STATED PROBLEM:
Where a line in the listing contains the string "Test", copy that line out.

PROVIDED ENTRIES:
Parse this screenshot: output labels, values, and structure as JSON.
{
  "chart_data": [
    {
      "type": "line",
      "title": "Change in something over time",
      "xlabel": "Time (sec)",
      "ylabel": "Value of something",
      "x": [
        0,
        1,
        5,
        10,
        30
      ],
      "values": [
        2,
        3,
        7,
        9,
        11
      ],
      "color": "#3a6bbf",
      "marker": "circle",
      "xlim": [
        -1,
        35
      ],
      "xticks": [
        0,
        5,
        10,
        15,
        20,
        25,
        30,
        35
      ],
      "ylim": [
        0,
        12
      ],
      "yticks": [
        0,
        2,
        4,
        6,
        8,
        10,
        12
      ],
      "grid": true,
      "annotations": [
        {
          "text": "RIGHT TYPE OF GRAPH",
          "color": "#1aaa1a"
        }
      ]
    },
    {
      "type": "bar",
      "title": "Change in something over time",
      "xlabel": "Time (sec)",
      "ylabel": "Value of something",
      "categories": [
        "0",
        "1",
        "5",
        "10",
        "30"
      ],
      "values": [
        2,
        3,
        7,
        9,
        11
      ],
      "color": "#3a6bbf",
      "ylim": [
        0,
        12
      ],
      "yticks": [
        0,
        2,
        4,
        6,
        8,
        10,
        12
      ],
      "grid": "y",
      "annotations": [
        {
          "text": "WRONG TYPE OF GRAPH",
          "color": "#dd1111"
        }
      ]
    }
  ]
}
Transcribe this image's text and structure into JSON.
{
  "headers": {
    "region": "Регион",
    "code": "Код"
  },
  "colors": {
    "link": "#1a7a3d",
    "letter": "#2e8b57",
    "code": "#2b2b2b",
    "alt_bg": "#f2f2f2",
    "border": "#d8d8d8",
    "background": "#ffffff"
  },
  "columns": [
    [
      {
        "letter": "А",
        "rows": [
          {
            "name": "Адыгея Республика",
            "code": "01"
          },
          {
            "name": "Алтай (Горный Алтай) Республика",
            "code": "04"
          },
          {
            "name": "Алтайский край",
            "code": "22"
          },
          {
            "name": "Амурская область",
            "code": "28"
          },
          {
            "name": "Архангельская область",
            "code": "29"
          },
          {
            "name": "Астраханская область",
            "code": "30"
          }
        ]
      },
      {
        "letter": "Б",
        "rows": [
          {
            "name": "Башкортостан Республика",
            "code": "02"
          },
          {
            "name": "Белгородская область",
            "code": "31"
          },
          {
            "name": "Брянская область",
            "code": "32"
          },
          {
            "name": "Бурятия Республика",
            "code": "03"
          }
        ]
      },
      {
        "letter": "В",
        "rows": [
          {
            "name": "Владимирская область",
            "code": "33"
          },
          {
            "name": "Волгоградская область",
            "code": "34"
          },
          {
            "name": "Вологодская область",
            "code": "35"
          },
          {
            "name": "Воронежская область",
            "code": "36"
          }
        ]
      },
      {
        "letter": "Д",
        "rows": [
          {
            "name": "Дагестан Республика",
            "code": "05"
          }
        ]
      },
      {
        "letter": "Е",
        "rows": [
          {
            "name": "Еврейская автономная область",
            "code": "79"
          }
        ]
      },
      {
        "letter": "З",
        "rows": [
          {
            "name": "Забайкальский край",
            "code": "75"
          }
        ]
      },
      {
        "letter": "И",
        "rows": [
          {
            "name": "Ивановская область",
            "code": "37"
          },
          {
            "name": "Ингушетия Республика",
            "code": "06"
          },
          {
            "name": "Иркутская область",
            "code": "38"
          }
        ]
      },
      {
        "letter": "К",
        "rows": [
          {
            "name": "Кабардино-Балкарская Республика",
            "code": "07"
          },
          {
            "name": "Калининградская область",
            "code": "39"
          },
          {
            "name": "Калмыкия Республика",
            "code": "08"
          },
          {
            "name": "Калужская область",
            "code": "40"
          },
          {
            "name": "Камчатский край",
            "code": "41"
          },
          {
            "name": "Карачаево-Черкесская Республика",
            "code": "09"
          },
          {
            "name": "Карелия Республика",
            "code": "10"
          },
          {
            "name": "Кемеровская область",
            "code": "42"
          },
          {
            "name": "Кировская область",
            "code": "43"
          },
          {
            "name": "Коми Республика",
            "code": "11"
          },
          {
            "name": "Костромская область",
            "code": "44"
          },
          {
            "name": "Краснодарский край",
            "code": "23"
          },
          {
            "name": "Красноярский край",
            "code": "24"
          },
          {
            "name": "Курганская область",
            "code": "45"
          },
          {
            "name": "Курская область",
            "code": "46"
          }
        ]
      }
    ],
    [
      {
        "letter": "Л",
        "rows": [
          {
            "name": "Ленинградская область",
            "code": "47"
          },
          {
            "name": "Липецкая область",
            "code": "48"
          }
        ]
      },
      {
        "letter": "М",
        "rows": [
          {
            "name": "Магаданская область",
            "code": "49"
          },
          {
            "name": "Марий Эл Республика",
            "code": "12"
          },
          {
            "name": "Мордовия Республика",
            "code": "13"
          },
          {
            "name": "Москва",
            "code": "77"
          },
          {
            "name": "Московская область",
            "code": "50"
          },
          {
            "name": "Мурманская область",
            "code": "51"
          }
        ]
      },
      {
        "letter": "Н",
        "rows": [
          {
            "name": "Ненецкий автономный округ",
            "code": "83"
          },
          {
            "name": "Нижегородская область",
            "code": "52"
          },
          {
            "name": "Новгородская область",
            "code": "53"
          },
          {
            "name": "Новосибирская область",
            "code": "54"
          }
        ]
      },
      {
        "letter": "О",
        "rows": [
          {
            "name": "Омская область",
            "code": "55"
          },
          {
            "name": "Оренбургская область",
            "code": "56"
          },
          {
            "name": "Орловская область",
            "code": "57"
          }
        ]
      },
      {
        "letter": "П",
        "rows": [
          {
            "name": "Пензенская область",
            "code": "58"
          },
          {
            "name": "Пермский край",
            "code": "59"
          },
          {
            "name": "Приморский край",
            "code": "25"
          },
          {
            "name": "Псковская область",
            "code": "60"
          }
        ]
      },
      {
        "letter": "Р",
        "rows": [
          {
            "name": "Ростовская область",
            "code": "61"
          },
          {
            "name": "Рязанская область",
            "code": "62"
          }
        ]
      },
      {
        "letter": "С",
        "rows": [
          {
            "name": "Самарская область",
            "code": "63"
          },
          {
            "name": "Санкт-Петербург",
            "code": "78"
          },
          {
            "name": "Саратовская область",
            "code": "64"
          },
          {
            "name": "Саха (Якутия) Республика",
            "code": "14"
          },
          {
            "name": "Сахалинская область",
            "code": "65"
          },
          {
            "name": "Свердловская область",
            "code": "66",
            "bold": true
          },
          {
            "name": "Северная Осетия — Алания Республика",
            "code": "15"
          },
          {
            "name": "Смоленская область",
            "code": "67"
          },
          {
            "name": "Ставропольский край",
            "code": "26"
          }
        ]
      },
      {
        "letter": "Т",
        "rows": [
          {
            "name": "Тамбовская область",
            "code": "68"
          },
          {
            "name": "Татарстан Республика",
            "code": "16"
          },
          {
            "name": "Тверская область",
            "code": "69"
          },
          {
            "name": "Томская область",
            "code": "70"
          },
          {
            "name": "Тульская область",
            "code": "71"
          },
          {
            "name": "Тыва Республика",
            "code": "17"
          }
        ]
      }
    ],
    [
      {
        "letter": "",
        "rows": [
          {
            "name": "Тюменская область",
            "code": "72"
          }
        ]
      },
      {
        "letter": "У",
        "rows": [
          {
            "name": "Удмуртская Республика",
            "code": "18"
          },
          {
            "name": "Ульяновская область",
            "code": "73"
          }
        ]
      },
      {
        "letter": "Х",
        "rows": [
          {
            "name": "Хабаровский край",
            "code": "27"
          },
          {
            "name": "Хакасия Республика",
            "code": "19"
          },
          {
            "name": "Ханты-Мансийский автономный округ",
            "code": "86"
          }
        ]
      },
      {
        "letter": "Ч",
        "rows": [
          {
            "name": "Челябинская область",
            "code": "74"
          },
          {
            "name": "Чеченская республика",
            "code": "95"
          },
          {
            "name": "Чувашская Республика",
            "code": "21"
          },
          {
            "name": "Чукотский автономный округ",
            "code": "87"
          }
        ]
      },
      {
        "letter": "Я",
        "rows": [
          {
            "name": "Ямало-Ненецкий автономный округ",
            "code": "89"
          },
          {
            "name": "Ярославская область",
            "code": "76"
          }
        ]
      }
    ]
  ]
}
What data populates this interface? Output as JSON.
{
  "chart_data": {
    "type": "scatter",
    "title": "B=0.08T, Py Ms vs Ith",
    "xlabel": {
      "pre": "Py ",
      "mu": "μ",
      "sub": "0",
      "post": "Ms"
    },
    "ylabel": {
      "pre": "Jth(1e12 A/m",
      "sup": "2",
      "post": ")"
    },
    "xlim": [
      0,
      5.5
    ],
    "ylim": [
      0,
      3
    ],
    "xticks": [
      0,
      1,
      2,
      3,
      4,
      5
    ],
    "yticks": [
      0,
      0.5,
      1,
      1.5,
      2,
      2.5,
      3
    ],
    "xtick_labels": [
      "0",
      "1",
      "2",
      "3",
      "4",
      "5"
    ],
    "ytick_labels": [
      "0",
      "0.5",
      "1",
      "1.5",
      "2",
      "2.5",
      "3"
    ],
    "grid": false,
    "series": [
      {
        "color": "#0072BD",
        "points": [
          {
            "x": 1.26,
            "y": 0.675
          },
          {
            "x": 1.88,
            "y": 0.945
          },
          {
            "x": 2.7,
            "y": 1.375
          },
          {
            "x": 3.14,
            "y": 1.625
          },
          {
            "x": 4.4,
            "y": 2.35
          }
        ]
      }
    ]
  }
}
==
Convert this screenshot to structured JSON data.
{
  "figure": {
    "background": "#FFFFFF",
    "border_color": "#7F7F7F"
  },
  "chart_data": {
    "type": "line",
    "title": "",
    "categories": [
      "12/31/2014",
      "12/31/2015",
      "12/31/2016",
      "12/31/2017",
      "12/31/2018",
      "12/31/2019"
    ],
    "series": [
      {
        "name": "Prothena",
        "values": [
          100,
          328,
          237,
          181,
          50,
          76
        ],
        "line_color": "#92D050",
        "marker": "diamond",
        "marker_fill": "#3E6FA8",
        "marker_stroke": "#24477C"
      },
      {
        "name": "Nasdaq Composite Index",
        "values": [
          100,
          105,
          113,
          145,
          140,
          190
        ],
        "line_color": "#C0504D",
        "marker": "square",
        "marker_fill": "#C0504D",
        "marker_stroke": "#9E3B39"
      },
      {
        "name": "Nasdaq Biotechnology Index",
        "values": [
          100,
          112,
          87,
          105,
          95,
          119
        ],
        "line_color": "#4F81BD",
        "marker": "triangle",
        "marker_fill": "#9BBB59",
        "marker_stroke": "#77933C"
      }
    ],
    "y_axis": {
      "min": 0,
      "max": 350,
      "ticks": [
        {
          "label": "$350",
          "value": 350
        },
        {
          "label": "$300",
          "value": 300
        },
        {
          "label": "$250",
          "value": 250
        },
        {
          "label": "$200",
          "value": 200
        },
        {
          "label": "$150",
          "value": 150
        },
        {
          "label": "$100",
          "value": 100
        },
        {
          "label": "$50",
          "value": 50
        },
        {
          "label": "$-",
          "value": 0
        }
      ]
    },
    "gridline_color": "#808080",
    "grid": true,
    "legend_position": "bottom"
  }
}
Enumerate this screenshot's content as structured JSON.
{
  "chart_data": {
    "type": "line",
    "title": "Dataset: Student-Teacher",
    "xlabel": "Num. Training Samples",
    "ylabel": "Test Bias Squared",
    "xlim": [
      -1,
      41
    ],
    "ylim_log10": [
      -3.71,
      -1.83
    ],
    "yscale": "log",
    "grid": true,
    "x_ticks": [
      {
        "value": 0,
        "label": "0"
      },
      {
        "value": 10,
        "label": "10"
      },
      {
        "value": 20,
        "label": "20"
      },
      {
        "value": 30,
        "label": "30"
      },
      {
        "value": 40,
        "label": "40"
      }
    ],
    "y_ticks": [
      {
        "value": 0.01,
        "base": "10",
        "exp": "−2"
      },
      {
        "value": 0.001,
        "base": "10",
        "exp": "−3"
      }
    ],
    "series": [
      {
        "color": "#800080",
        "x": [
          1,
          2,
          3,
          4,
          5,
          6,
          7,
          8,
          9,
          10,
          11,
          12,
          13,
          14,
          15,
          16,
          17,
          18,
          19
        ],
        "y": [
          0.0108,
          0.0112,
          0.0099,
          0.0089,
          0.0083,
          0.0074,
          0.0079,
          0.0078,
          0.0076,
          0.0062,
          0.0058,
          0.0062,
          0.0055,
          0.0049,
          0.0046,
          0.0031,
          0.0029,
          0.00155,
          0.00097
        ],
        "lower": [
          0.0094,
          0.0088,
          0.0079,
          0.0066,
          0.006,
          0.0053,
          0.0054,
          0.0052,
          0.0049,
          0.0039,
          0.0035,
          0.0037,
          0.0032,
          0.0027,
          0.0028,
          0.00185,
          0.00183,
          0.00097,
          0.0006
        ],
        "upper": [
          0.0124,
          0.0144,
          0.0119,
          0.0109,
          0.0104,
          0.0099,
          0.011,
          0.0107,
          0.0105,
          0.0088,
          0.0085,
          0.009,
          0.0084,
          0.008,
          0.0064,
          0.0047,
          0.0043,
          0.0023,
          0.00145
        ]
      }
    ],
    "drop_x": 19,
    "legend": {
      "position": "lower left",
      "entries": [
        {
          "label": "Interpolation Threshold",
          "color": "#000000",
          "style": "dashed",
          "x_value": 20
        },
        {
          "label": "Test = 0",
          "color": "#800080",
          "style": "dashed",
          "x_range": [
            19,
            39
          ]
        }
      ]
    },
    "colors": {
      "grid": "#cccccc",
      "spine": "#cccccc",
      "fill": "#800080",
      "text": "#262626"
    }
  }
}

RESPONSE:
    "ylabel": "Test Bias Squared",
          "label": "Test = 0",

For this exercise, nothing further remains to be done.